Keep only the lines of the data below that contain "with", and copy them.

MATERIAL TO PROCESS:

☆ ☆ ☆ ☆ ☆ ☆ ☆

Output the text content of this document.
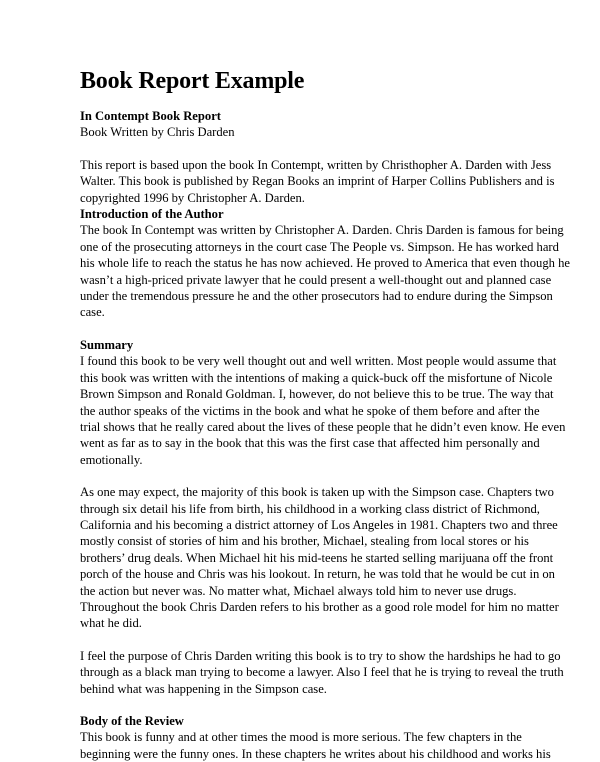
Book Report Example
In Contempt Book Report
Book Written by Chris Darden
This report is based upon the book In Contempt, written by Christhopher A. Darden with Jess
Walter. This book is published by Regan Books an imprint of Harper Collins Publishers and is
copyrighted 1996 by Christopher A. Darden.
Introduction of the Author
The book In Contempt was written by Christopher A. Darden. Chris Darden is famous for being
one of the prosecuting attorneys in the court case The People vs. Simpson. He has worked hard
his whole life to reach the status he has now achieved. He proved to America that even though he
wasn’t a high-priced private lawyer that he could present a well-thought out and planned case
under the tremendous pressure he and the other prosecutors had to endure during the Simpson
case.
Summary
I found this book to be very well thought out and well written. Most people would assume that
this book was written with the intentions of making a quick-buck off the misfortune of Nicole
Brown Simpson and Ronald Goldman. I, however, do not believe this to be true. The way that
the author speaks of the victims in the book and what he spoke of them before and after the
trial shows that he really cared about the lives of these people that he didn’t even know. He even
went as far as to say in the book that this was the first case that affected him personally and
emotionally.
As one may expect, the majority of this book is taken up with the Simpson case. Chapters two
through six detail his life from birth, his childhood in a working class district of Richmond,
California and his becoming a district attorney of Los Angeles in 1981. Chapters two and three
mostly consist of stories of him and his brother, Michael, stealing from local stores or his
brothers’ drug deals. When Michael hit his mid-teens he started selling marijuana off the front
porch of the house and Chris was his lookout. In return, he was told that he would be cut in on
the action but never was. No matter what, Michael always told him to never use drugs.
Throughout the book Chris Darden refers to his brother as a good role model for him no matter
what he did.
I feel the purpose of Chris Darden writing this book is to try to show the hardships he had to go
through as a black man trying to become a lawyer. Also I feel that he is trying to reveal the truth
behind what was happening in the Simpson case.
Body of the Review
This book is funny and at other times the mood is more serious. The few chapters in the
beginning were the funny ones. In these chapters he writes about his childhood and works his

☆ ☆ ☆ ☆ ☆ ☆ ☆

SOLUTION TO THE PROBLEM:
This report is based upon the book In Contempt, written by Christhopher A. Darden with Jess
this book was written with the intentions of making a quick-buck off the misfortune of Nicole
As one may expect, the majority of this book is taken up with the Simpson case. Chapters two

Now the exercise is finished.